→ Cel zadania
Proszę wymienić wszystko, co według tekstu o Emilii Raszyńskiej uczyniło ją sławną.

→ Tekst do przeczytania
··········

Jej życie przypomina trochę bajkę o Kopciuszku. Pochodząca z niedużego miasta dziewczyna z dnia na dzień wkroczyła do wielkiego świata, zdobywając tytuł Wicemiss Polonia. Podróże, udział w konkursach piękności za granicą, praca modelki, a potem ślub ze znanym hokeistą Mariuszem Czerkawskim uczyniły ją sławną. Mimo to Emilia Raszyńska pozostała tą samą co dawniej dziewczyną ze Szczytna, która z sentymentem i radością wraca w rodzinne strony.

··········

→ Wpisy ze zbioru
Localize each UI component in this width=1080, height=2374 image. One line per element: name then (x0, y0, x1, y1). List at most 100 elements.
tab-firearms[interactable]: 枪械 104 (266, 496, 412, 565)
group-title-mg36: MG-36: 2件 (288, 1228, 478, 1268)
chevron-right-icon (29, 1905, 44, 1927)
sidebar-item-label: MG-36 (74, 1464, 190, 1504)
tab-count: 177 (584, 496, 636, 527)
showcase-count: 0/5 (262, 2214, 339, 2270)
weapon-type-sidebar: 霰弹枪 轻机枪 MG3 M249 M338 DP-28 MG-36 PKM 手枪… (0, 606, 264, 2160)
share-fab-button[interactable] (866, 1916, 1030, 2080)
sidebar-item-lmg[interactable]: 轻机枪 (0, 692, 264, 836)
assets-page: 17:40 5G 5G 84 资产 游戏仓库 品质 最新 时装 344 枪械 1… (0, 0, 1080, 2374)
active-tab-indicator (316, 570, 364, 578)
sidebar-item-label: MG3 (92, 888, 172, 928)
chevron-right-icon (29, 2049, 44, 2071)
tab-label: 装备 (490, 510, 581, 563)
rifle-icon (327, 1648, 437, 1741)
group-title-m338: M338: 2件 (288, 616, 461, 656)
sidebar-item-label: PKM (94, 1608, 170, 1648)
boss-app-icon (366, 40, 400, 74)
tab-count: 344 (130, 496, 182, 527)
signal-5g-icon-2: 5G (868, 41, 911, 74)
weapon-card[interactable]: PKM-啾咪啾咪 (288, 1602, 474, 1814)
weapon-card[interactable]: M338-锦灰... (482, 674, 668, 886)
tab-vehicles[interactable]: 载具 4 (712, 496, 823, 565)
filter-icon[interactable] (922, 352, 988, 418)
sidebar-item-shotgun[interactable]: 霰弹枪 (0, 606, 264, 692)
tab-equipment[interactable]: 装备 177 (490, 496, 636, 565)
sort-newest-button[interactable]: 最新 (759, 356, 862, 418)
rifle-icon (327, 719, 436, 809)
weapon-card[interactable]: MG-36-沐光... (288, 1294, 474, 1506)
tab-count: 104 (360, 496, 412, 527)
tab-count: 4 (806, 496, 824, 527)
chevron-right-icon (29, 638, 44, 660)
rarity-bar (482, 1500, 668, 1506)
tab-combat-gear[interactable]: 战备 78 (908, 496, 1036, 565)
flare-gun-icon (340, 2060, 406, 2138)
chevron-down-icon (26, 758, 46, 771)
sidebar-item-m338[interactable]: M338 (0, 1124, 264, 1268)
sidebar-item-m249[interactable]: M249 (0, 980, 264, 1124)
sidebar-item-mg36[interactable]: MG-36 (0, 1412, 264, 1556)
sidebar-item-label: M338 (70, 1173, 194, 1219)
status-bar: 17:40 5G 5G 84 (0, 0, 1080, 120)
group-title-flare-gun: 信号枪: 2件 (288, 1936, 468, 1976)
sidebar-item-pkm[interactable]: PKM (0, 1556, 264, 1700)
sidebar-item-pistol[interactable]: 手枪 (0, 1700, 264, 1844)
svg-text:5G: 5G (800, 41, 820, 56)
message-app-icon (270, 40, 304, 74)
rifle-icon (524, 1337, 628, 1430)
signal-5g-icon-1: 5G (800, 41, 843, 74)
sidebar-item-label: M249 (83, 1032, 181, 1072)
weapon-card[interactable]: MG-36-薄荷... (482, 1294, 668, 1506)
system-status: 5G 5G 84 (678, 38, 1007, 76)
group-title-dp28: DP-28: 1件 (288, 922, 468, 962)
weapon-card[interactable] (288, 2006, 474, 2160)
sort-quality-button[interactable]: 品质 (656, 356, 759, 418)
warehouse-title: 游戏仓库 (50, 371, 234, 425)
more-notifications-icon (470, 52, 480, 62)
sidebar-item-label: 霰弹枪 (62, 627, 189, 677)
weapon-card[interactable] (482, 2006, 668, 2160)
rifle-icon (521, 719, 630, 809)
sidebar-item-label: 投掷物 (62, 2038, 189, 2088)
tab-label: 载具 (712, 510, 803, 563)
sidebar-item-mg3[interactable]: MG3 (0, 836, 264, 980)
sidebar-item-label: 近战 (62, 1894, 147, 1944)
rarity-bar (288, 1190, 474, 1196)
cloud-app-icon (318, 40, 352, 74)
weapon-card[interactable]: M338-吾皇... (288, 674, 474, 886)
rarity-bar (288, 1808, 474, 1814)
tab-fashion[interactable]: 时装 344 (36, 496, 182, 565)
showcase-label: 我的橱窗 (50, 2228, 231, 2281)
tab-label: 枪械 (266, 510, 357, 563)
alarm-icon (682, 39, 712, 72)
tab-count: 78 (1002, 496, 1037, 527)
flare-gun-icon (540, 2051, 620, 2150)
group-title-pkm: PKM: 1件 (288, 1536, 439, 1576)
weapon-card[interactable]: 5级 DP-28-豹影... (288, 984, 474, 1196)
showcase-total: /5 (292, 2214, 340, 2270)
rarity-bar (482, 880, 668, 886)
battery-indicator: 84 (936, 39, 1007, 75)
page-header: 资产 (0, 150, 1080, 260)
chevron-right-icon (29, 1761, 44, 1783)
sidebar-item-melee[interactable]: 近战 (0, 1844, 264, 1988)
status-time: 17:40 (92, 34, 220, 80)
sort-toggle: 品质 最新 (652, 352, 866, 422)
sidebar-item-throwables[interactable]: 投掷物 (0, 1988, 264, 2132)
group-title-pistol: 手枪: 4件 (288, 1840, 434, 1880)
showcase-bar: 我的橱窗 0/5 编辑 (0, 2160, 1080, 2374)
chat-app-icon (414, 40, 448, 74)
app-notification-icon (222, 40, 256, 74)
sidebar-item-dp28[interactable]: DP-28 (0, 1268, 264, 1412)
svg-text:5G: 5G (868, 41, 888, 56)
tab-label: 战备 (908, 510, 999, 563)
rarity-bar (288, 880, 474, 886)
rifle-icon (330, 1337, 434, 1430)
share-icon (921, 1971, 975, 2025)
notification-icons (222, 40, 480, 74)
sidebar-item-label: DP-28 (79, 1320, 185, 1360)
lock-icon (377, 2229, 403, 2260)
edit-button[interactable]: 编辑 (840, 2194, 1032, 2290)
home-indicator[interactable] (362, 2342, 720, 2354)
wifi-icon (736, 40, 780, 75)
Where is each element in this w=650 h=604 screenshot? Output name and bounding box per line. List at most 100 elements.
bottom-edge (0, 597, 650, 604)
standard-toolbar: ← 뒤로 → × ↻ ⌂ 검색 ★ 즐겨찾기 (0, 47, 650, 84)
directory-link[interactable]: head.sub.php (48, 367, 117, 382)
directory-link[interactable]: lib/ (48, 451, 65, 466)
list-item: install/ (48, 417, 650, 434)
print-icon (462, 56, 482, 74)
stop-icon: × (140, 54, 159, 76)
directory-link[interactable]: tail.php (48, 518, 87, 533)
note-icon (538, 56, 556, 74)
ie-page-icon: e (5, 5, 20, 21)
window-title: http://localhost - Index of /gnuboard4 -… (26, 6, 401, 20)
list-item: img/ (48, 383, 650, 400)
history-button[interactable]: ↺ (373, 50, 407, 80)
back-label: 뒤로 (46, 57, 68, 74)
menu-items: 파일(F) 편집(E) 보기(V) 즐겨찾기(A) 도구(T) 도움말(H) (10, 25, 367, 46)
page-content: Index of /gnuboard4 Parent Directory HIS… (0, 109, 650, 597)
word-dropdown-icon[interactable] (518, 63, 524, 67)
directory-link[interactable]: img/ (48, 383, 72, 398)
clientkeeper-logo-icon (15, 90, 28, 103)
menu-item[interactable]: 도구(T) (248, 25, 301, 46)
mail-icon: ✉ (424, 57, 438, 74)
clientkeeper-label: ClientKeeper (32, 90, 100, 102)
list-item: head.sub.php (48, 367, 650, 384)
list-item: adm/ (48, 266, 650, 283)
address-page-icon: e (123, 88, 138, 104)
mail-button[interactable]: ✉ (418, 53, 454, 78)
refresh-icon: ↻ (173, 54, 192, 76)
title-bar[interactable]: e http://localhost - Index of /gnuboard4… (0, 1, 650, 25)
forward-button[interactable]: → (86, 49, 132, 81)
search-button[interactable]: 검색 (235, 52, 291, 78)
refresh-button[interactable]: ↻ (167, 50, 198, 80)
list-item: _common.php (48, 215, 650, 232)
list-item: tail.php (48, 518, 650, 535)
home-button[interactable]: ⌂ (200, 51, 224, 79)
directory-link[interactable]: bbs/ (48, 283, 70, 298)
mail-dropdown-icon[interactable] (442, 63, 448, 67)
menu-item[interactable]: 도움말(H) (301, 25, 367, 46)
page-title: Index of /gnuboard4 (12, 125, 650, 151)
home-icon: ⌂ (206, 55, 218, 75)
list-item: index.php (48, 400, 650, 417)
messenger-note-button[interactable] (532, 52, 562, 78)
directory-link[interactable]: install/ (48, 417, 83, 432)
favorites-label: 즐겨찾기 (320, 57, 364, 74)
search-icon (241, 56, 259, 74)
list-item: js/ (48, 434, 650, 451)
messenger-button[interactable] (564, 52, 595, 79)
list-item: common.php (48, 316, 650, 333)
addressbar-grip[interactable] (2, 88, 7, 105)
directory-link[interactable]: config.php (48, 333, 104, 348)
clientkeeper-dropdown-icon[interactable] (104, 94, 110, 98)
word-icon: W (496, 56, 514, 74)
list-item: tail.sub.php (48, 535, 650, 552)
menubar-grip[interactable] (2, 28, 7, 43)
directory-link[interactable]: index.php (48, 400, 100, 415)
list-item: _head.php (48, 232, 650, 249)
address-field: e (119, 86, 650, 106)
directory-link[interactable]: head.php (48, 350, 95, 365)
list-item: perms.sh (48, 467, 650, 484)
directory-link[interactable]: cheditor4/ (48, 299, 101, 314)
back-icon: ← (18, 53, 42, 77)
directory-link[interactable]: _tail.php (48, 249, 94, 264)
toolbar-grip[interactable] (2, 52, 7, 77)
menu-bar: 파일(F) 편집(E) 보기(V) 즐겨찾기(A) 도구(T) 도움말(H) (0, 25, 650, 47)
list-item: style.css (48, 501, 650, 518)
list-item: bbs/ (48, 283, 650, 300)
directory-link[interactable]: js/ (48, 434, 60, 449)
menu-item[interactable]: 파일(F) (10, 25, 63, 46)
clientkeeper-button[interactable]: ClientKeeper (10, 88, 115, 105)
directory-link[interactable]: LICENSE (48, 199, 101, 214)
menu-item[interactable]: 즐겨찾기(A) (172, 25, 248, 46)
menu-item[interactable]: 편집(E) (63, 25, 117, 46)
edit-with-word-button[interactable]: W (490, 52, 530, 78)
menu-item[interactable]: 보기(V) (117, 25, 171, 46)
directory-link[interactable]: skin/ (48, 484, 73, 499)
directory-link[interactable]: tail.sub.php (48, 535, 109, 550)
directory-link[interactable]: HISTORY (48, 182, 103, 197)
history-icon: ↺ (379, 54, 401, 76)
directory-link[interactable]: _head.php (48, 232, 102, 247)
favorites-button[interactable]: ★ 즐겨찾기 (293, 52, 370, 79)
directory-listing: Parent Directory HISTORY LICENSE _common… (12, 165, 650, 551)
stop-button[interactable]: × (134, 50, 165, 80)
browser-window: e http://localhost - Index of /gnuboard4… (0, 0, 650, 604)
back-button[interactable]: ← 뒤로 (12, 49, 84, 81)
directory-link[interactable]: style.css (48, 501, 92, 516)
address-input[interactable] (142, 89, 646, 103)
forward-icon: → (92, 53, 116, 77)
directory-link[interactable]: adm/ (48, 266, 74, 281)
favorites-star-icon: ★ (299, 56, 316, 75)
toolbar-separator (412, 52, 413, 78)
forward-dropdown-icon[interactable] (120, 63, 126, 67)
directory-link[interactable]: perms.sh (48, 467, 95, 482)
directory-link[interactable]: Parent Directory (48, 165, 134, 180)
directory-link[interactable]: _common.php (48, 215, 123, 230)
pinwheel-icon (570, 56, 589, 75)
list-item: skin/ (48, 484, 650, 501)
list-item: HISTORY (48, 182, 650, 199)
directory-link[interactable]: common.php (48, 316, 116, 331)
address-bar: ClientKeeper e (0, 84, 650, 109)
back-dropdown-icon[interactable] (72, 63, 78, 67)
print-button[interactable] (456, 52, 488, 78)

··········

→ Gotowa odpowiedź
- podróże
- udział w konkursach piękności za granicą
- praca modelki
- ślub ze znanym hokeistą Mariuszem Czerkawskim